__AIM OF THE TASK__. Output the data below in full, character for character.

** Start AVAILABLE DATA **

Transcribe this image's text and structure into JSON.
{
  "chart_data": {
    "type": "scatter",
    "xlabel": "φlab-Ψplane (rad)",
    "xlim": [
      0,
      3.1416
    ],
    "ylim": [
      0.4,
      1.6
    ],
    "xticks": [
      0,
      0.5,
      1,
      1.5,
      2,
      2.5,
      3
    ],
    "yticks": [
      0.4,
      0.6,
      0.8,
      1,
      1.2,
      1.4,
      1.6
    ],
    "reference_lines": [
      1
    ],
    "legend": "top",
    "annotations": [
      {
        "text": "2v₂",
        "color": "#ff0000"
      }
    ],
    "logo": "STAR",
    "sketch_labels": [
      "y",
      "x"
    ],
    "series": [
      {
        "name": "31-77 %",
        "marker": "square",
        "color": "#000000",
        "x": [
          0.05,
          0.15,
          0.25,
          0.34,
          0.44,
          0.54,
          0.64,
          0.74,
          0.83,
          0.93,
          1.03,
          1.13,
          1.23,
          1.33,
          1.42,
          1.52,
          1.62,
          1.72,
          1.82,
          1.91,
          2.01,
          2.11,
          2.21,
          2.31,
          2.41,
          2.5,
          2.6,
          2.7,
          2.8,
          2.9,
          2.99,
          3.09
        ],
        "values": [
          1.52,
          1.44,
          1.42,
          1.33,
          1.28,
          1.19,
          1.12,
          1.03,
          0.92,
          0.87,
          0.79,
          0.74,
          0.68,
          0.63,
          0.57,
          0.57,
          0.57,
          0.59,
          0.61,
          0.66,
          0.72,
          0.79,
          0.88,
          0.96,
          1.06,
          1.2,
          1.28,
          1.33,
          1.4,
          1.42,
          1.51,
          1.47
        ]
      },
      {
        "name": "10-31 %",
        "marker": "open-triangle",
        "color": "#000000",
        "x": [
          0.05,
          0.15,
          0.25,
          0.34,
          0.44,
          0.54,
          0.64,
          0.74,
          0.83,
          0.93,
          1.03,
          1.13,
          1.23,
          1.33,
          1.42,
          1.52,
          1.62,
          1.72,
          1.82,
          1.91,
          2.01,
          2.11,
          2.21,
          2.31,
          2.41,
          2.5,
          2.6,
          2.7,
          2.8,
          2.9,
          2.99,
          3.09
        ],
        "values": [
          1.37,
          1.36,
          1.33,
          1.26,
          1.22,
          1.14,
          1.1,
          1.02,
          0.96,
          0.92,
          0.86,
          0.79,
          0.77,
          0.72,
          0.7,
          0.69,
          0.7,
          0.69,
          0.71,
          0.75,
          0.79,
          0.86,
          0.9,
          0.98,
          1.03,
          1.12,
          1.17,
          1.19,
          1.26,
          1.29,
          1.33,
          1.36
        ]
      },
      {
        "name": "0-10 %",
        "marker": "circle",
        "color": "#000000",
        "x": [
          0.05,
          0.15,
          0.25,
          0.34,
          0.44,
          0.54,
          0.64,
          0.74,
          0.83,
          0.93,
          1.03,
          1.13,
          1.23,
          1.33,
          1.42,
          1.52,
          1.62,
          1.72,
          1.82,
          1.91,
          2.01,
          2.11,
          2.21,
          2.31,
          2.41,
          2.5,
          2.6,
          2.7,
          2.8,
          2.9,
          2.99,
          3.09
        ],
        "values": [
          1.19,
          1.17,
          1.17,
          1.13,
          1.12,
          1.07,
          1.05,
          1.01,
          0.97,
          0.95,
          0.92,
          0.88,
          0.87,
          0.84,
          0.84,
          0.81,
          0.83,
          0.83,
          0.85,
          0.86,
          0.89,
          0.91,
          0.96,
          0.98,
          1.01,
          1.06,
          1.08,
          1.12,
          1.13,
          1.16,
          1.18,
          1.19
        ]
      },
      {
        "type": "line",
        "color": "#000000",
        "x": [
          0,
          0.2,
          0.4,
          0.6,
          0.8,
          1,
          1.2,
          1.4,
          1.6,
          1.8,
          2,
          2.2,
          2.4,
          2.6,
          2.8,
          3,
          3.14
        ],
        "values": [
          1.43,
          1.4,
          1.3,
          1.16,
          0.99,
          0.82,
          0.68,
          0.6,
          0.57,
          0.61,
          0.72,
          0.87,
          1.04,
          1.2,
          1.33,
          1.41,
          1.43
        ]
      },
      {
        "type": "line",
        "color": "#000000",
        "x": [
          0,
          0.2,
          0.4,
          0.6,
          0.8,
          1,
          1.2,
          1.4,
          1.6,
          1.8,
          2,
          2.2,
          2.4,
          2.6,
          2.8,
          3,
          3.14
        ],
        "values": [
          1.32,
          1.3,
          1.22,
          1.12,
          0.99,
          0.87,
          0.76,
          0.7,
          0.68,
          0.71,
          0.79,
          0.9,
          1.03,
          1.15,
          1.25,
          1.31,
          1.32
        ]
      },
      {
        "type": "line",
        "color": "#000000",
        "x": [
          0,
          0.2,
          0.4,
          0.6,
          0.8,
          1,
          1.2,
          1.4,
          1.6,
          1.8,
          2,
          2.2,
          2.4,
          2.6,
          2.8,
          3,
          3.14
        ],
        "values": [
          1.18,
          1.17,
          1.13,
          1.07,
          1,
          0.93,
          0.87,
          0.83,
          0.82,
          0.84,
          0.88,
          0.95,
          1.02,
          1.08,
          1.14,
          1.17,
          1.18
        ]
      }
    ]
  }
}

** End AVAILABLE DATA **

__WRITTEN ANSWER__.
Transcribe this image's text and structure into JSON.
{
  "chart_data": {
    "type": "scatter",
    "xlabel": "φlab-Ψplane (rad)",
    "xlim": [
      0,
      3.1416
    ],
    "ylim": [
      0.4,
      1.6
    ],
    "xticks": [
      0,
      0.5,
      1,
      1.5,
      2,
      2.5,
      3
    ],
    "yticks": [
      0.4,
      0.6,
      0.8,
      1,
      1.2,
      1.4,
      1.6
    ],
    "reference_lines": [
      1
    ],
    "legend": "top",
    "annotations": [
      {
        "text": "2v₂",
        "color": "#ff0000"
      }
    ],
    "logo": "STAR",
    "sketch_labels": [
      "y",
      "x"
    ],
    "series": [
      {
        "name": "31-77 %",
        "marker": "square",
        "color": "#000000",
        "x": [
          0.05,
          0.15,
          0.25,
          0.34,
          0.44,
          0.54,
          0.64,
          0.74,
          0.83,
          0.93,
          1.03,
          1.13,
          1.23,
          1.33,
          1.42,
          1.52,
          1.62,
          1.72,
          1.82,
          1.91,
          2.01,
          2.11,
          2.21,
          2.31,
          2.41,
          2.5,
          2.6,
          2.7,
          2.8,
          2.9,
          2.99,
          3.09
        ],
        "values": [
          1.52,
          1.44,
          1.42,
          1.33,
          1.28,
          1.19,
          1.12,
          1.03,
          0.92,
          0.87,
          0.79,
          0.74,
          0.68,
          0.63,
          0.57,
          0.57,
          0.57,
          0.59,
          0.61,
          0.66,
          0.72,
          0.79,
          0.88,
          0.96,
          1.06,
          1.2,
          1.28,
          1.33,
          1.4,
          1.42,
          1.51,
          1.47
        ]
      },
      {
        "name": "10-31 %",
        "marker": "open-triangle",
        "color": "#000000",
        "x": [
          0.05,
          0.15,
          0.25,
          0.34,
          0.44,
          0.54,
          0.64,
          0.74,
          0.83,
          0.93,
          1.03,
          1.13,
          1.23,
          1.33,
          1.42,
          1.52,
          1.62,
          1.72,
          1.82,
          1.91,
          2.01,
          2.11,
          2.21,
          2.31,
          2.41,
          2.5,
          2.6,
          2.7,
          2.8,
          2.9,
          2.99,
          3.09
        ],
        "values": [
          1.37,
          1.36,
          1.33,
          1.26,
          1.22,
          1.14,
          1.1,
          1.02,
          0.96,
          0.92,
          0.86,
          0.79,
          0.77,
          0.72,
          0.7,
          0.69,
          0.7,
          0.69,
          0.71,
          0.75,
          0.79,
          0.86,
          0.9,
          0.98,
          1.03,
          1.12,
          1.17,
          1.19,
          1.26,
          1.29,
          1.33,
          1.36
        ]
      },
      {
        "name": "0-10 %",
        "marker": "circle",
        "color": "#000000",
        "x": [
          0.05,
          0.15,
          0.25,
          0.34,
          0.44,
          0.54,
          0.64,
          0.74,
          0.83,
          0.93,
          1.03,
          1.13,
          1.23,
          1.33,
          1.42,
          1.52,
          1.62,
          1.72,
          1.82,
          1.91,
          2.01,
          2.11,
          2.21,
          2.31,
          2.41,
          2.5,
          2.6,
          2.7,
          2.8,
          2.9,
          2.99,
          3.09
        ],
        "values": [
          1.19,
          1.17,
          1.17,
          1.13,
          1.12,
          1.07,
          1.05,
          1.01,
          0.97,
          0.95,
          0.92,
          0.88,
          0.87,
          0.84,
          0.84,
          0.81,
          0.83,
          0.83,
          0.85,
          0.86,
          0.89,
          0.91,
          0.96,
          0.98,
          1.01,
          1.06,
          1.08,
          1.12,
          1.13,
          1.16,
          1.18,
          1.19
        ]
      },
      {
        "type": "line",
        "color": "#000000",
        "x": [
          0,
          0.2,
          0.4,
          0.6,
          0.8,
          1,
          1.2,
          1.4,
          1.6,
          1.8,
          2,
          2.2,
          2.4,
          2.6,
          2.8,
          3,
          3.14
        ],
        "values": [
          1.43,
          1.4,
          1.3,
          1.16,
          0.99,
          0.82,
          0.68,
          0.6,
          0.57,
          0.61,
          0.72,
          0.87,
          1.04,
          1.2,
          1.33,
          1.41,
          1.43
        ]
      },
      {
        "type": "line",
        "color": "#000000",
        "x": [
          0,
          0.2,
          0.4,
          0.6,
          0.8,
          1,
          1.2,
          1.4,
          1.6,
          1.8,
          2,
          2.2,
          2.4,
          2.6,
          2.8,
          3,
          3.14
        ],
        "values": [
          1.32,
          1.3,
          1.22,
          1.12,
          0.99,
          0.87,
          0.76,
          0.7,
          0.68,
          0.71,
          0.79,
          0.9,
          1.03,
          1.15,
          1.25,
          1.31,
          1.32
        ]
      },
      {
        "type": "line",
        "color": "#000000",
        "x": [
          0,
          0.2,
          0.4,
          0.6,
          0.8,
          1,
          1.2,
          1.4,
          1.6,
          1.8,
          2,
          2.2,
          2.4,
          2.6,
          2.8,
          3,
          3.14
        ],
        "values": [
          1.18,
          1.17,
          1.13,
          1.07,
          1,
          0.93,
          0.87,
          0.83,
          0.82,
          0.84,
          0.88,
          0.95,
          1.02,
          1.08,
          1.14,
          1.17,
          1.18
        ]
      }
    ]
  }
}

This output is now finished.